[begin Extracted records]

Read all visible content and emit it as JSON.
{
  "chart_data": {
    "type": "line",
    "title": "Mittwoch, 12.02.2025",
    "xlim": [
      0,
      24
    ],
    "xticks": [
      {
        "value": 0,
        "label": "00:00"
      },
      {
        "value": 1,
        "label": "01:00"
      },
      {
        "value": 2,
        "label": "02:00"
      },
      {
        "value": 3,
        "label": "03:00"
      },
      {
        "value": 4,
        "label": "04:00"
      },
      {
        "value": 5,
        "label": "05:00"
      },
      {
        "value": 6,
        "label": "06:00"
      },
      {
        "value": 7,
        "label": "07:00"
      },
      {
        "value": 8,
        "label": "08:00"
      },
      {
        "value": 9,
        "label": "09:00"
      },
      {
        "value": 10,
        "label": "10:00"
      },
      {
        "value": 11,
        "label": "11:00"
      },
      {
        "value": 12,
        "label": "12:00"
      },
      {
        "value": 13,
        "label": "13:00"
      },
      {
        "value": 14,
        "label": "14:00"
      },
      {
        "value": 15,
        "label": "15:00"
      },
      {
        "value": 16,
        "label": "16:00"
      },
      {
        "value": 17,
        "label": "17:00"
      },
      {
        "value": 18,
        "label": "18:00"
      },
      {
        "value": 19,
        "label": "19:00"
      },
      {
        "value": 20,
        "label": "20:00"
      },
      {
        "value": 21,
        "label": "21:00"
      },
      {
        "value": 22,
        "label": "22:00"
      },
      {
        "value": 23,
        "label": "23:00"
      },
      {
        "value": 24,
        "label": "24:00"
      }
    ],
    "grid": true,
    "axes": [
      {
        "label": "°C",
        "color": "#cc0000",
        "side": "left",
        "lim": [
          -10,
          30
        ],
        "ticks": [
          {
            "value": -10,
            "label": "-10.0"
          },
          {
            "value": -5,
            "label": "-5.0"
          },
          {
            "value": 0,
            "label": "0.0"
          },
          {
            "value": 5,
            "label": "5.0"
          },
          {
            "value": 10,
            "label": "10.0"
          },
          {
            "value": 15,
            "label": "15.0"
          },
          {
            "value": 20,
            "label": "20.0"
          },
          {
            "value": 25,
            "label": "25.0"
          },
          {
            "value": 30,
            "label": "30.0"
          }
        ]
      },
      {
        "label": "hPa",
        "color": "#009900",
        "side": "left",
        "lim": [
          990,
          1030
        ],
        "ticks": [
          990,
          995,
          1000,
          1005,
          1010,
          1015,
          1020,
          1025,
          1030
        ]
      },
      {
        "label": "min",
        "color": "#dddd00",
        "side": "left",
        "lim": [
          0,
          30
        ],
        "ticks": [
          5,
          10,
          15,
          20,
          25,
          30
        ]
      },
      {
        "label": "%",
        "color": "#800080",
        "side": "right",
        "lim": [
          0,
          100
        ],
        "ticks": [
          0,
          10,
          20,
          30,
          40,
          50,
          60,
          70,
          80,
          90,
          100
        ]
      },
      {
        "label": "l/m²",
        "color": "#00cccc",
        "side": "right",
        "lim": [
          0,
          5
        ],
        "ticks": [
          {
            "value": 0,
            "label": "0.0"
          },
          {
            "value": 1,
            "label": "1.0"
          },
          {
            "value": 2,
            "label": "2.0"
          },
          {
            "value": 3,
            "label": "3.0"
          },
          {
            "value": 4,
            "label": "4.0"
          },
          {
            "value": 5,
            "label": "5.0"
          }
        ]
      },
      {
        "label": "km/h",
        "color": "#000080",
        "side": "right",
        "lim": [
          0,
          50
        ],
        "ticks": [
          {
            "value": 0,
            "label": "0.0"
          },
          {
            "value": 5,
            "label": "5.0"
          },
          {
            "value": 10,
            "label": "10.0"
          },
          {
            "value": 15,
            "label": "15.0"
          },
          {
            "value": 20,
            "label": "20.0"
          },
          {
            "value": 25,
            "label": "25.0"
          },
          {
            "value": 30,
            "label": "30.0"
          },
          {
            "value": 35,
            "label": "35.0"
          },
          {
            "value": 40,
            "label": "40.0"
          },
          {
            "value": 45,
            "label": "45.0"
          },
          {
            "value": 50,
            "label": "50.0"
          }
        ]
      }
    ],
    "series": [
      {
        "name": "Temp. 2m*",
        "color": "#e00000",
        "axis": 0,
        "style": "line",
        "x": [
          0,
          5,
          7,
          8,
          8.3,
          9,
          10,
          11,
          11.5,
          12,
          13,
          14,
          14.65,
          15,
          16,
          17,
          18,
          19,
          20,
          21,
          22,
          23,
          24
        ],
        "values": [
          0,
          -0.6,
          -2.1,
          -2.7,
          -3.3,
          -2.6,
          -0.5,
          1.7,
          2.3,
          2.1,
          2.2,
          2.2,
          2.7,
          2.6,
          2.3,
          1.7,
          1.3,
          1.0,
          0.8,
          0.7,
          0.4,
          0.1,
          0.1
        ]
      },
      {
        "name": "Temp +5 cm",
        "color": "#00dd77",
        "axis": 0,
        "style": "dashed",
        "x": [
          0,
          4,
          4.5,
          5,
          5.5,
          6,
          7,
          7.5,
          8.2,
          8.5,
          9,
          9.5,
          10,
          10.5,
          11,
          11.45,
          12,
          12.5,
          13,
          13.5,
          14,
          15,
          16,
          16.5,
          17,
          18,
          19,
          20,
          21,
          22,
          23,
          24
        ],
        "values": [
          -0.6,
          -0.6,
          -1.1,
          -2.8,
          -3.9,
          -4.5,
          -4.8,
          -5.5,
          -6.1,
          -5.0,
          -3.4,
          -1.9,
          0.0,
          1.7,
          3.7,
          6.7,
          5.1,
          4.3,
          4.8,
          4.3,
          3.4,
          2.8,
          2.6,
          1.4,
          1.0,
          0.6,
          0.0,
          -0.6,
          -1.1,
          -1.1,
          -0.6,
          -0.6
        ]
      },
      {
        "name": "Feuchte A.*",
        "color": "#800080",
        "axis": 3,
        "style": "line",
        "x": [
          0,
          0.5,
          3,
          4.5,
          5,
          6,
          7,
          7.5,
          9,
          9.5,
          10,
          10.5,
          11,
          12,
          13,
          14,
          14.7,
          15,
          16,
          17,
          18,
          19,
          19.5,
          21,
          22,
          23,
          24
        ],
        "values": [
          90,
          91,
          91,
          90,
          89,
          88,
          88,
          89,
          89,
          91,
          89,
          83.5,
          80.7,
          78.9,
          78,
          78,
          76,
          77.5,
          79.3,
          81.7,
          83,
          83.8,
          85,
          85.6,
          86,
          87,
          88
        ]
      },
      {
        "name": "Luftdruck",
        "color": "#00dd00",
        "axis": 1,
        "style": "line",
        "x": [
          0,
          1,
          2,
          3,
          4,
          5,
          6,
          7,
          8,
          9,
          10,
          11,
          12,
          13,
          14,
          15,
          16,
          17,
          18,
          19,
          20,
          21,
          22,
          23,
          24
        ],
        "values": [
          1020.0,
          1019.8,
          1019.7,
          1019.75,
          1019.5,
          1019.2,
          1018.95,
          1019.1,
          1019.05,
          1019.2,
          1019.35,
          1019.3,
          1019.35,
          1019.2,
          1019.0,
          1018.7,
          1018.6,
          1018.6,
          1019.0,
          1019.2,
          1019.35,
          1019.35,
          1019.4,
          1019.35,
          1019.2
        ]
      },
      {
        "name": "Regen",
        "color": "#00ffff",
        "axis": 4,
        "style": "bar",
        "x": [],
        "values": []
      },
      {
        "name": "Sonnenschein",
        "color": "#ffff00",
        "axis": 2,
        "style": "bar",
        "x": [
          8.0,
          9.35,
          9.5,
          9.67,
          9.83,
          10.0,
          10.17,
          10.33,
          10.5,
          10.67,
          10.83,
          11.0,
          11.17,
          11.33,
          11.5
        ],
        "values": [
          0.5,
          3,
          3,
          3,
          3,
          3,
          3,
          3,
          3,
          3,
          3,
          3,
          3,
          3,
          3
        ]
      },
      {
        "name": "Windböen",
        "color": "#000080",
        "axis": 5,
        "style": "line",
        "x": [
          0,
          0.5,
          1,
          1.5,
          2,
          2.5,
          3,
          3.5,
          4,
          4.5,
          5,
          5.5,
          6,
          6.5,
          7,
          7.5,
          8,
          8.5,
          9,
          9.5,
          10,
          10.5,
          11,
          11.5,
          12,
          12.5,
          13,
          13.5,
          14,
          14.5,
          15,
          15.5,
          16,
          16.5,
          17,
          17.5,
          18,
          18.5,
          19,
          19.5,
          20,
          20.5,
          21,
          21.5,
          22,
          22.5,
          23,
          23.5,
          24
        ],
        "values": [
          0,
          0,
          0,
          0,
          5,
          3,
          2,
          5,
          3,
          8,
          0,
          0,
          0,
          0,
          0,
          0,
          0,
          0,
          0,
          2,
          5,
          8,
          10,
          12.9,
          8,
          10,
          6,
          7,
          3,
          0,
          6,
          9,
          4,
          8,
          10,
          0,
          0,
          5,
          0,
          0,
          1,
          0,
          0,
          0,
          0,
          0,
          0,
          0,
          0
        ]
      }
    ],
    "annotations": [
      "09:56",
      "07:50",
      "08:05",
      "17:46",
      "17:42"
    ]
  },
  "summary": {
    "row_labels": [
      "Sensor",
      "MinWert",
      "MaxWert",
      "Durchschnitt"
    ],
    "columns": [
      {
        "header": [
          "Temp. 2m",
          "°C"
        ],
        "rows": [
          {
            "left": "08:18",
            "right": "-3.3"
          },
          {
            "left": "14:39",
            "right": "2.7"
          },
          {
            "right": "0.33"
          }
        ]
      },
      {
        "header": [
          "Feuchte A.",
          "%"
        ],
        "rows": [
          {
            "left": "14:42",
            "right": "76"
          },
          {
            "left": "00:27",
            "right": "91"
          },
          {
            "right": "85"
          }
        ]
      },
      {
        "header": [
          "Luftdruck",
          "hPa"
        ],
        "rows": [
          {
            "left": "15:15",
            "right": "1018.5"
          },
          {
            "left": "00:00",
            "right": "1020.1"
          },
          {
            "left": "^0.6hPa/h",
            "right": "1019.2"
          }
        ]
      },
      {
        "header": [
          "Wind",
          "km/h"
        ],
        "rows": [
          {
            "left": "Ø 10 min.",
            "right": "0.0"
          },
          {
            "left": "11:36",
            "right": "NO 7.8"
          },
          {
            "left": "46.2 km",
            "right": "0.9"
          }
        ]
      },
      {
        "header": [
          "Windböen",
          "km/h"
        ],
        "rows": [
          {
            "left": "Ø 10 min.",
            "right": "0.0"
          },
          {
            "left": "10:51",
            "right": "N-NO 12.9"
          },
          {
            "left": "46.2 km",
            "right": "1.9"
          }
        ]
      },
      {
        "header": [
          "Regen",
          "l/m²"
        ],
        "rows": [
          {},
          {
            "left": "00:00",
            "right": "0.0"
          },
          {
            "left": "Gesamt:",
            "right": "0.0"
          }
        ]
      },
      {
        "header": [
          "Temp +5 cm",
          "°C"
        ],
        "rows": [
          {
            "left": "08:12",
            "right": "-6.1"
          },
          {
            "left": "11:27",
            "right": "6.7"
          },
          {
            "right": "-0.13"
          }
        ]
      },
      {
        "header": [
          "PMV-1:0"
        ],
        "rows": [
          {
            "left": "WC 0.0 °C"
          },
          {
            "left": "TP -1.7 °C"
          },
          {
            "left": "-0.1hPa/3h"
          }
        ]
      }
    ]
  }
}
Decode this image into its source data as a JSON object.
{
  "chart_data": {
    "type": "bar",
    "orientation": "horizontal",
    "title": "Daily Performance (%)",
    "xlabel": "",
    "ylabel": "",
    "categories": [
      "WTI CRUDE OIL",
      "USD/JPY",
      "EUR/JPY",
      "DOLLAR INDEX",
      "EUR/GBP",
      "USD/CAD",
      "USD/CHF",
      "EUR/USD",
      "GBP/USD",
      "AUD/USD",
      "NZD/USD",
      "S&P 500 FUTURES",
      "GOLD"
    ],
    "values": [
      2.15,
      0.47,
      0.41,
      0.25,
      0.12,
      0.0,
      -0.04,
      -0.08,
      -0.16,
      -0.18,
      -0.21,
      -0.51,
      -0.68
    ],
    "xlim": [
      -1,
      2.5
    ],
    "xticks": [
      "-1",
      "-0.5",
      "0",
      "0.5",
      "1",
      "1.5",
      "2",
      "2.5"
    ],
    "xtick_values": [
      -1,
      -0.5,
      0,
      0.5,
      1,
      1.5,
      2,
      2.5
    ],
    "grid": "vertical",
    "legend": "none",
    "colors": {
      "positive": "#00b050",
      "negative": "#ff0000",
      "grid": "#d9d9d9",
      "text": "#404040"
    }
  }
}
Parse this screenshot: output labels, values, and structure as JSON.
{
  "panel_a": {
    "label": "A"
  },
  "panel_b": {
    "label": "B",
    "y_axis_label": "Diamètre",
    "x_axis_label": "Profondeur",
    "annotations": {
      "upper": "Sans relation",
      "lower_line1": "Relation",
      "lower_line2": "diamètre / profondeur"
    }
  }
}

[end Extracted records]

→ Work to be completed:
Find the line containing "Parse this screenshot: output" in the material above. Print it and every line after it through the end, exactly and only those.

→ Written answer:
Parse this screenshot: output labels, values, and structure as JSON.
{
  "panel_a": {
    "label": "A"
  },
  "panel_b": {
    "label": "B",
    "y_axis_label": "Diamètre",
    "x_axis_label": "Profondeur",
    "annotations": {
      "upper": "Sans relation",
      "lower_line1": "Relation",
      "lower_line2": "diamètre / profondeur"
    }
  }
}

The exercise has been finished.